What you need to do ->
Find each line containing the string "JSON". Copy it.

Dataset excerpt ->
☆ ☆ ☆ ☆

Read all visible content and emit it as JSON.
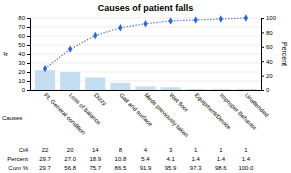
{
  "chart_data": {
    "type": "bar",
    "title": "Causes of patient falls",
    "xlabel": "Causes",
    "ylabel": "#",
    "y2label": "Percent",
    "categories": [
      "Pt. General condition",
      "Loss of balance",
      "Dizzy",
      "Gait and surface",
      "Meds previously taken",
      "Wet floor",
      "Equipment/Device",
      "Improper Behavior",
      "Unattended"
    ],
    "series": [
      {
        "type": "bar",
        "color": "#c5ddf0",
        "values": [
          22,
          20,
          14,
          8,
          4,
          3,
          1,
          1,
          1
        ]
      },
      {
        "type": "line",
        "axis": "y2",
        "color": "#3366cc",
        "marker": "diamond",
        "line_style": "dotted",
        "values": [
          29.7,
          56.8,
          75.7,
          86.5,
          91.9,
          95.9,
          97.3,
          98.6,
          100.0
        ]
      }
    ],
    "ylim": [
      0,
      80
    ],
    "yticks": [
      0,
      10,
      20,
      30,
      40,
      50,
      60,
      70,
      80
    ],
    "y2lim": [
      0,
      100
    ],
    "y2ticks": [
      0,
      20,
      40,
      60,
      80,
      100
    ],
    "grid": true,
    "table": [
      {
        "label": "Ct4",
        "values": [
          22,
          20,
          14,
          8,
          4,
          3,
          1,
          1,
          1
        ]
      },
      {
        "label": "Percent",
        "values": [
          29.7,
          27.0,
          18.9,
          10.8,
          5.4,
          4.1,
          1.4,
          1.4,
          1.4
        ],
        "value_labels": [
          "29.7",
          "27.0",
          "18.9",
          "10.8",
          "5.4",
          "4.1",
          "1.4",
          "1.4",
          "1.4"
        ]
      },
      {
        "label": "Cum %",
        "values": [
          29.7,
          56.8,
          75.7,
          86.5,
          91.9,
          95.9,
          97.3,
          98.6,
          100.0
        ],
        "value_labels": [
          "29.7",
          "56.8",
          "75.7",
          "86.5",
          "91.9",
          "95.9",
          "97.3",
          "98.6",
          "100.0"
        ]
      }
    ]
  }
}
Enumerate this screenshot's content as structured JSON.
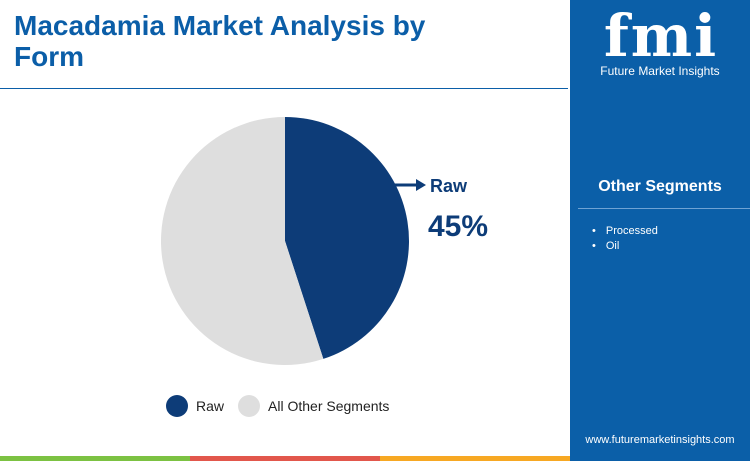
{
  "header": {
    "title": "Macadamia Market Analysis by Form"
  },
  "brand": {
    "logo_text": "fmi",
    "logo_subtitle": "Future Market Insights",
    "website": "www.futuremarketinsights.com"
  },
  "sidebar": {
    "heading": "Other Segments",
    "items": [
      "Processed",
      "Oil"
    ]
  },
  "callout": {
    "label": "Raw",
    "value": "45%"
  },
  "colors": {
    "accent": "#0b5ea8",
    "raw": "#0d3c78",
    "other": "#dedede",
    "sidebar": "#0b5fa8"
  },
  "bottom_bar_colors": [
    "#7cc242",
    "#e2574c",
    "#f7a823"
  ],
  "chart_data": {
    "type": "pie",
    "title": "Macadamia Market Analysis by Form",
    "slices": [
      {
        "label": "Raw",
        "value": 45,
        "color": "#0d3c78"
      },
      {
        "label": "All Other Segments",
        "value": 55,
        "color": "#dedede"
      }
    ],
    "legend": {
      "placement": "bottom",
      "entries": [
        "Raw",
        "All Other Segments"
      ]
    }
  }
}
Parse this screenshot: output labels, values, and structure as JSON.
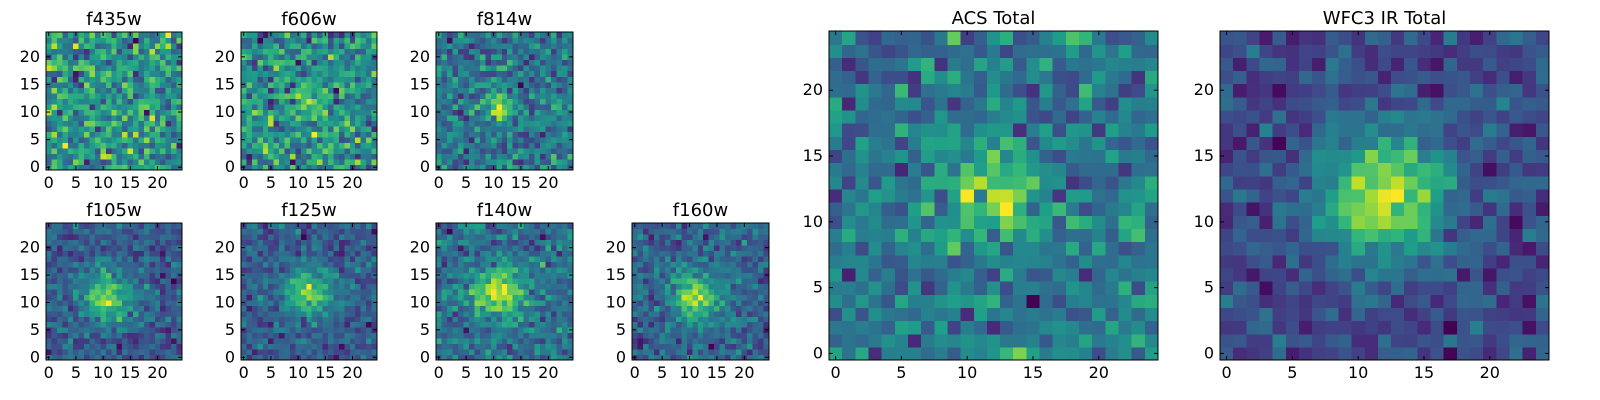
{
  "colormap": "viridis",
  "chart_data": [
    {
      "type": "heatmap",
      "title": "f435w",
      "xlabel": "",
      "ylabel": "",
      "xlim": [
        0,
        25
      ],
      "ylim": [
        0,
        25
      ],
      "grid_size": 25,
      "xticks": [
        "0",
        "5",
        "10",
        "15",
        "20"
      ],
      "yticks": [
        "0",
        "5",
        "10",
        "15",
        "20"
      ],
      "source": {
        "seed": 11,
        "peak": [
          12,
          11
        ],
        "amp": 0.05,
        "sigma": 3.0,
        "noise": 0.42,
        "base": 0.45
      }
    },
    {
      "type": "heatmap",
      "title": "f606w",
      "xlabel": "",
      "ylabel": "",
      "xlim": [
        0,
        25
      ],
      "ylim": [
        0,
        25
      ],
      "grid_size": 25,
      "xticks": [
        "0",
        "5",
        "10",
        "15",
        "20"
      ],
      "yticks": [
        "0",
        "5",
        "10",
        "15",
        "20"
      ],
      "source": {
        "seed": 23,
        "peak": [
          12,
          12
        ],
        "amp": 0.25,
        "sigma": 2.5,
        "noise": 0.38,
        "base": 0.42
      }
    },
    {
      "type": "heatmap",
      "title": "f814w",
      "xlabel": "",
      "ylabel": "",
      "xlim": [
        0,
        25
      ],
      "ylim": [
        0,
        25
      ],
      "grid_size": 25,
      "xticks": [
        "0",
        "5",
        "10",
        "15",
        "20"
      ],
      "yticks": [
        "0",
        "5",
        "10",
        "15",
        "20"
      ],
      "source": {
        "seed": 37,
        "peak": [
          11,
          11
        ],
        "amp": 0.55,
        "sigma": 1.6,
        "noise": 0.34,
        "base": 0.38
      }
    },
    {
      "type": "heatmap",
      "title": "f105w",
      "xlabel": "",
      "ylabel": "",
      "xlim": [
        0,
        25
      ],
      "ylim": [
        0,
        25
      ],
      "grid_size": 25,
      "xticks": [
        "0",
        "5",
        "10",
        "15",
        "20"
      ],
      "yticks": [
        "0",
        "5",
        "10",
        "15",
        "20"
      ],
      "source": {
        "seed": 41,
        "peak": [
          11,
          11
        ],
        "amp": 0.55,
        "sigma": 3.2,
        "noise": 0.22,
        "base": 0.35
      }
    },
    {
      "type": "heatmap",
      "title": "f125w",
      "xlabel": "",
      "ylabel": "",
      "xlim": [
        0,
        25
      ],
      "ylim": [
        0,
        25
      ],
      "grid_size": 25,
      "xticks": [
        "0",
        "5",
        "10",
        "15",
        "20"
      ],
      "yticks": [
        "0",
        "5",
        "10",
        "15",
        "20"
      ],
      "source": {
        "seed": 53,
        "peak": [
          12,
          12
        ],
        "amp": 0.55,
        "sigma": 3.0,
        "noise": 0.22,
        "base": 0.35
      }
    },
    {
      "type": "heatmap",
      "title": "f140w",
      "xlabel": "",
      "ylabel": "",
      "xlim": [
        0,
        25
      ],
      "ylim": [
        0,
        25
      ],
      "grid_size": 25,
      "xticks": [
        "0",
        "5",
        "10",
        "15",
        "20"
      ],
      "yticks": [
        "0",
        "5",
        "10",
        "15",
        "20"
      ],
      "source": {
        "seed": 67,
        "peak": [
          11,
          12
        ],
        "amp": 0.55,
        "sigma": 3.0,
        "noise": 0.22,
        "base": 0.35
      }
    },
    {
      "type": "heatmap",
      "title": "f160w",
      "xlabel": "",
      "ylabel": "",
      "xlim": [
        0,
        25
      ],
      "ylim": [
        0,
        25
      ],
      "grid_size": 25,
      "xticks": [
        "0",
        "5",
        "10",
        "15",
        "20"
      ],
      "yticks": [
        "0",
        "5",
        "10",
        "15",
        "20"
      ],
      "source": {
        "seed": 79,
        "peak": [
          11,
          11
        ],
        "amp": 0.6,
        "sigma": 3.0,
        "noise": 0.22,
        "base": 0.3
      }
    },
    {
      "type": "heatmap",
      "title": "ACS Total",
      "xlabel": "",
      "ylabel": "",
      "xlim": [
        0,
        25
      ],
      "ylim": [
        0,
        25
      ],
      "grid_size": 25,
      "xticks": [
        "0",
        "5",
        "10",
        "15",
        "20"
      ],
      "yticks": [
        "0",
        "5",
        "10",
        "15",
        "20"
      ],
      "source": {
        "seed": 97,
        "peak": [
          12,
          12
        ],
        "amp": 0.4,
        "sigma": 2.8,
        "noise": 0.3,
        "base": 0.45
      }
    },
    {
      "type": "heatmap",
      "title": "WFC3 IR Total",
      "xlabel": "",
      "ylabel": "",
      "xlim": [
        0,
        25
      ],
      "ylim": [
        0,
        25
      ],
      "grid_size": 25,
      "xticks": [
        "0",
        "5",
        "10",
        "15",
        "20"
      ],
      "yticks": [
        "0",
        "5",
        "10",
        "15",
        "20"
      ],
      "source": {
        "seed": 131,
        "peak": [
          12,
          12
        ],
        "amp": 0.65,
        "sigma": 3.2,
        "noise": 0.16,
        "base": 0.32
      }
    }
  ]
}
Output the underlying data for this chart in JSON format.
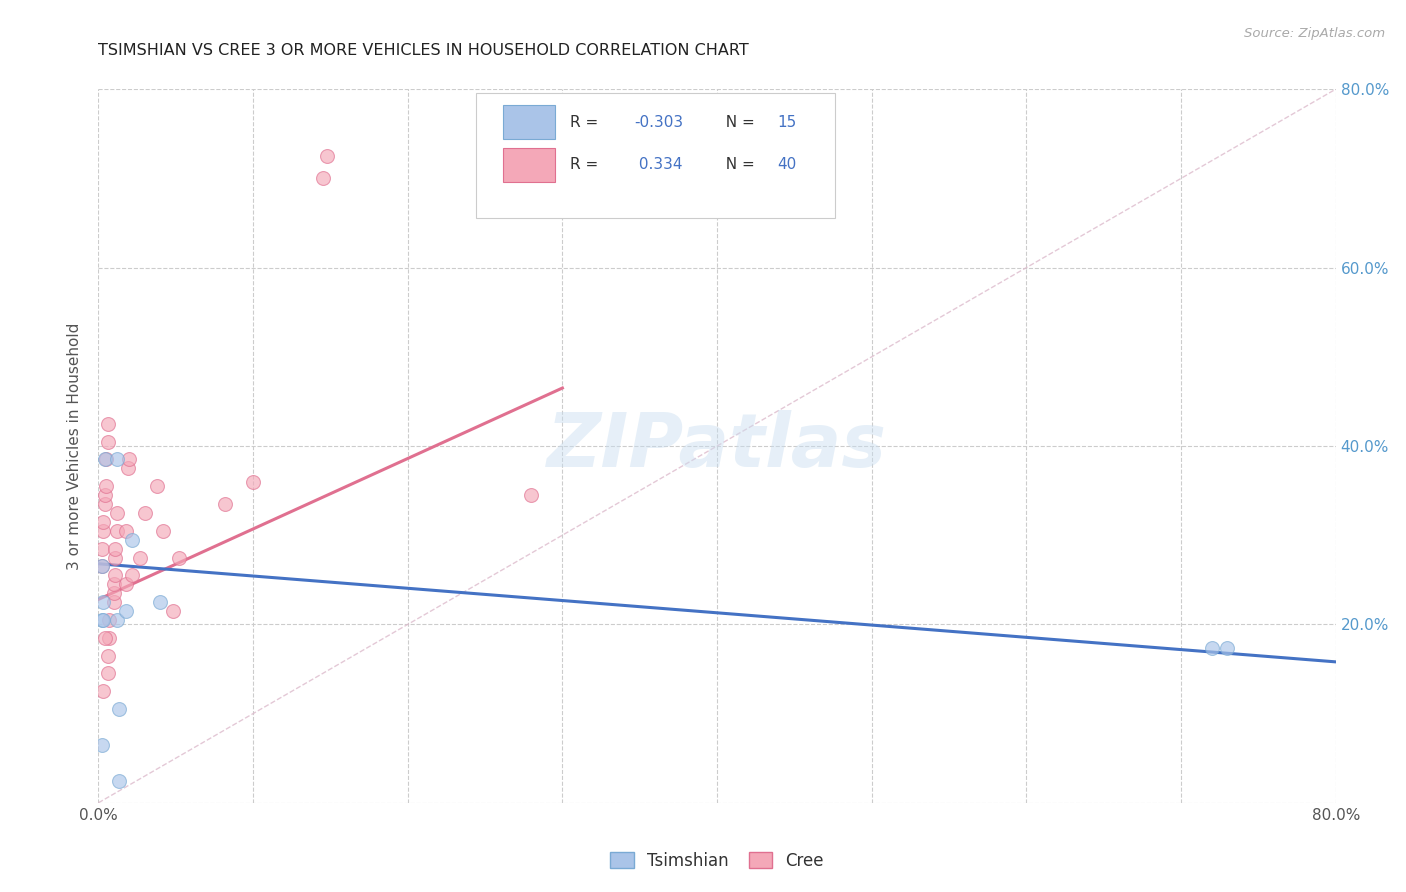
{
  "title": "TSIMSHIAN VS CREE 3 OR MORE VEHICLES IN HOUSEHOLD CORRELATION CHART",
  "source": "Source: ZipAtlas.com",
  "ylabel": "3 or more Vehicles in Household",
  "watermark": "ZIPatlas",
  "xlim": [
    0.0,
    0.8
  ],
  "ylim": [
    0.0,
    0.8
  ],
  "xticks": [
    0.0,
    0.1,
    0.2,
    0.3,
    0.4,
    0.5,
    0.6,
    0.7,
    0.8
  ],
  "yticks": [
    0.0,
    0.2,
    0.4,
    0.6,
    0.8
  ],
  "grid_color": "#cccccc",
  "tsimshian_color": "#aac4e8",
  "tsimshian_edge_color": "#7aaad4",
  "cree_color": "#f4a8b8",
  "cree_edge_color": "#e07090",
  "tsimshian_R": -0.303,
  "tsimshian_N": 15,
  "cree_R": 0.334,
  "cree_N": 40,
  "tsimshian_line_color": "#4472c4",
  "cree_line_color": "#e07090",
  "diagonal_color": "#ddbbcc",
  "tsimshian_points_x": [
    0.002,
    0.002,
    0.003,
    0.003,
    0.004,
    0.012,
    0.012,
    0.018,
    0.022,
    0.04,
    0.72,
    0.73,
    0.013,
    0.002,
    0.013
  ],
  "tsimshian_points_y": [
    0.265,
    0.205,
    0.205,
    0.225,
    0.385,
    0.385,
    0.205,
    0.215,
    0.295,
    0.225,
    0.173,
    0.173,
    0.105,
    0.065,
    0.025
  ],
  "cree_points_x": [
    0.002,
    0.002,
    0.003,
    0.003,
    0.004,
    0.004,
    0.005,
    0.005,
    0.006,
    0.006,
    0.006,
    0.006,
    0.007,
    0.007,
    0.01,
    0.01,
    0.01,
    0.011,
    0.011,
    0.011,
    0.012,
    0.012,
    0.018,
    0.018,
    0.019,
    0.02,
    0.022,
    0.027,
    0.03,
    0.038,
    0.042,
    0.048,
    0.052,
    0.082,
    0.1,
    0.145,
    0.148,
    0.28,
    0.003,
    0.004
  ],
  "cree_points_y": [
    0.265,
    0.285,
    0.305,
    0.315,
    0.335,
    0.345,
    0.355,
    0.385,
    0.405,
    0.425,
    0.145,
    0.165,
    0.185,
    0.205,
    0.225,
    0.235,
    0.245,
    0.255,
    0.275,
    0.285,
    0.305,
    0.325,
    0.245,
    0.305,
    0.375,
    0.385,
    0.255,
    0.275,
    0.325,
    0.355,
    0.305,
    0.215,
    0.275,
    0.335,
    0.36,
    0.7,
    0.725,
    0.345,
    0.125,
    0.185
  ],
  "marker_size": 100,
  "alpha": 0.65,
  "tsimshian_line_x": [
    0.0,
    0.8
  ],
  "tsimshian_line_y": [
    0.268,
    0.158
  ],
  "cree_line_x": [
    0.0,
    0.3
  ],
  "cree_line_y": [
    0.228,
    0.465
  ],
  "diagonal_line_x": [
    0.0,
    0.8
  ],
  "diagonal_line_y": [
    0.0,
    0.8
  ],
  "background_color": "#ffffff",
  "right_tick_color": "#5599cc",
  "legend_R_color": "#4472c4",
  "legend_N_color": "#4472c4"
}
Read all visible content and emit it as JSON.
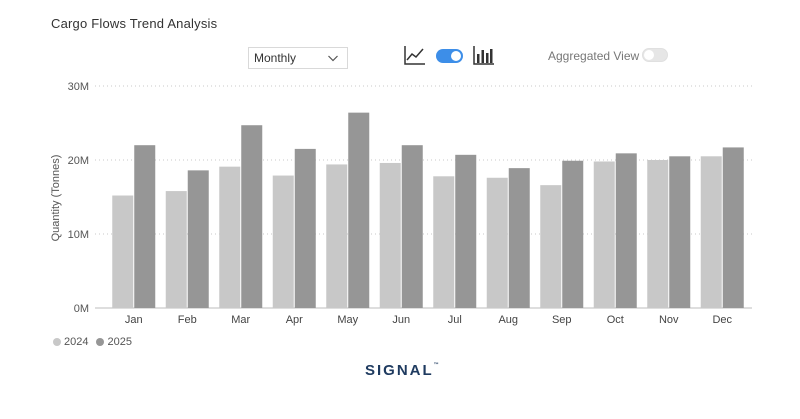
{
  "title": "Cargo Flows Trend Analysis",
  "period_select": {
    "value": "Monthly"
  },
  "toggles": {
    "chart_type_on": true,
    "aggregated_view_label": "Aggregated View",
    "aggregated_view_on": false
  },
  "icons": {
    "line": "line-chart-icon",
    "bar": "bar-chart-icon",
    "chevron": "chevron-down-icon"
  },
  "logo": {
    "text": "SIGNAL",
    "tm": "™"
  },
  "chart_data": {
    "type": "bar",
    "ylabel": "Quantity (Tonnes)",
    "ylim": [
      0,
      30000000
    ],
    "yticks": [
      0,
      10000000,
      20000000,
      30000000
    ],
    "ytick_labels": [
      "0M",
      "10M",
      "20M",
      "30M"
    ],
    "categories": [
      "Jan",
      "Feb",
      "Mar",
      "Apr",
      "May",
      "Jun",
      "Jul",
      "Aug",
      "Sep",
      "Oct",
      "Nov",
      "Dec"
    ],
    "series": [
      {
        "name": "2024",
        "color": "#c8c8c8",
        "values": [
          15200000,
          15800000,
          19100000,
          17900000,
          19400000,
          19600000,
          17800000,
          17600000,
          16600000,
          19800000,
          20000000,
          20500000
        ]
      },
      {
        "name": "2025",
        "color": "#969696",
        "values": [
          22000000,
          18600000,
          24700000,
          21500000,
          26400000,
          22000000,
          20700000,
          18900000,
          19900000,
          20900000,
          20500000,
          21700000
        ]
      }
    ],
    "grid": true,
    "legend": "bottom-left"
  }
}
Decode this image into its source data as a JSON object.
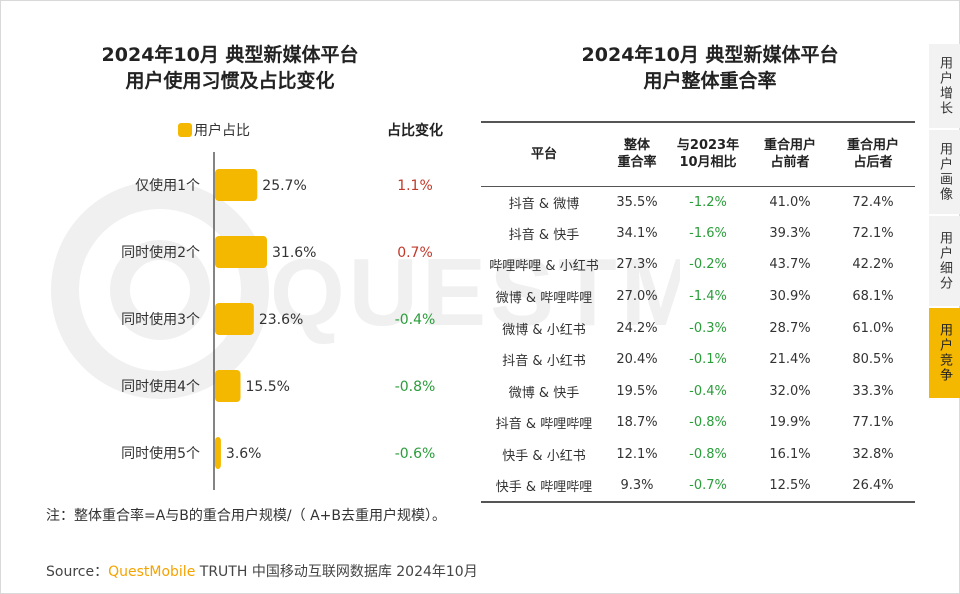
{
  "left_panel": {
    "title_line1": "2024年10月 典型新媒体平台",
    "title_line2": "用户使用习惯及占比变化",
    "legend_label": "用户占比",
    "change_header": "占比变化"
  },
  "right_panel": {
    "title_line1": "2024年10月 典型新媒体平台",
    "title_line2": "用户整体重合率",
    "headers": [
      "平台",
      "整体\n重合率",
      "与2023年\n10月相比",
      "重合用户\n占前者",
      "重合用户\n占后者"
    ],
    "rows": [
      [
        "抖音 & 微博",
        "35.5%",
        "-1.2%",
        "41.0%",
        "72.4%"
      ],
      [
        "抖音 & 快手",
        "34.1%",
        "-1.6%",
        "39.3%",
        "72.1%"
      ],
      [
        "哔哩哔哩 & 小红书",
        "27.3%",
        "-0.2%",
        "43.7%",
        "42.2%"
      ],
      [
        "微博 & 哔哩哔哩",
        "27.0%",
        "-1.4%",
        "30.9%",
        "68.1%"
      ],
      [
        "微博 & 小红书",
        "24.2%",
        "-0.3%",
        "28.7%",
        "61.0%"
      ],
      [
        "抖音 & 小红书",
        "20.4%",
        "-0.1%",
        "21.4%",
        "80.5%"
      ],
      [
        "微博 & 快手",
        "19.5%",
        "-0.4%",
        "32.0%",
        "33.3%"
      ],
      [
        "抖音 & 哔哩哔哩",
        "18.7%",
        "-0.8%",
        "19.9%",
        "77.1%"
      ],
      [
        "快手 & 小红书",
        "12.1%",
        "-0.8%",
        "16.1%",
        "32.8%"
      ],
      [
        "快手 & 哔哩哔哩",
        "9.3%",
        "-0.7%",
        "12.5%",
        "26.4%"
      ]
    ]
  },
  "side_nav": [
    "用户增长",
    "用户画像",
    "用户细分",
    "用户竞争"
  ],
  "side_nav_active": 3,
  "note": "注：整体重合率=A与B的重合用户规模/（ A+B去重用户规模）。",
  "source_prefix": "Source：",
  "source_brand": "QuestMobile",
  "source_suffix": " TRUTH 中国移动互联网数据库 2024年10月",
  "watermark_text": "QUESTMOBILE",
  "colors": {
    "bar": "#f5b800",
    "positive": "#c0392b",
    "negative": "#2a9d3a",
    "active_tab": "#f5b800"
  },
  "chart_data": {
    "type": "bar",
    "orientation": "horizontal",
    "categories": [
      "仅使用1个",
      "同时使用2个",
      "同时使用3个",
      "同时使用4个",
      "同时使用5个"
    ],
    "series": [
      {
        "name": "用户占比",
        "values": [
          25.7,
          31.6,
          23.6,
          15.5,
          3.6
        ]
      }
    ],
    "value_labels": [
      "25.7%",
      "31.6%",
      "23.6%",
      "15.5%",
      "3.6%"
    ],
    "changes": [
      "1.1%",
      "0.7%",
      "-0.4%",
      "-0.8%",
      "-0.6%"
    ],
    "change_values": [
      1.1,
      0.7,
      -0.4,
      -0.8,
      -0.6
    ],
    "xlim": [
      0,
      31.6
    ],
    "legend": "top-left"
  }
}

☆ ☆ ☆ ☆

Result of this exercise ->
Read all visible content and emit it as JSON.
Enumerate this screenshot's content as structured JSON.
Parse this screenshot: output labels, values, and structure as JSON.
Output the underlying data for this chart in JSON format.
Read all visible content and emit it as JSON.
Decode this image into its source data as a JSON object.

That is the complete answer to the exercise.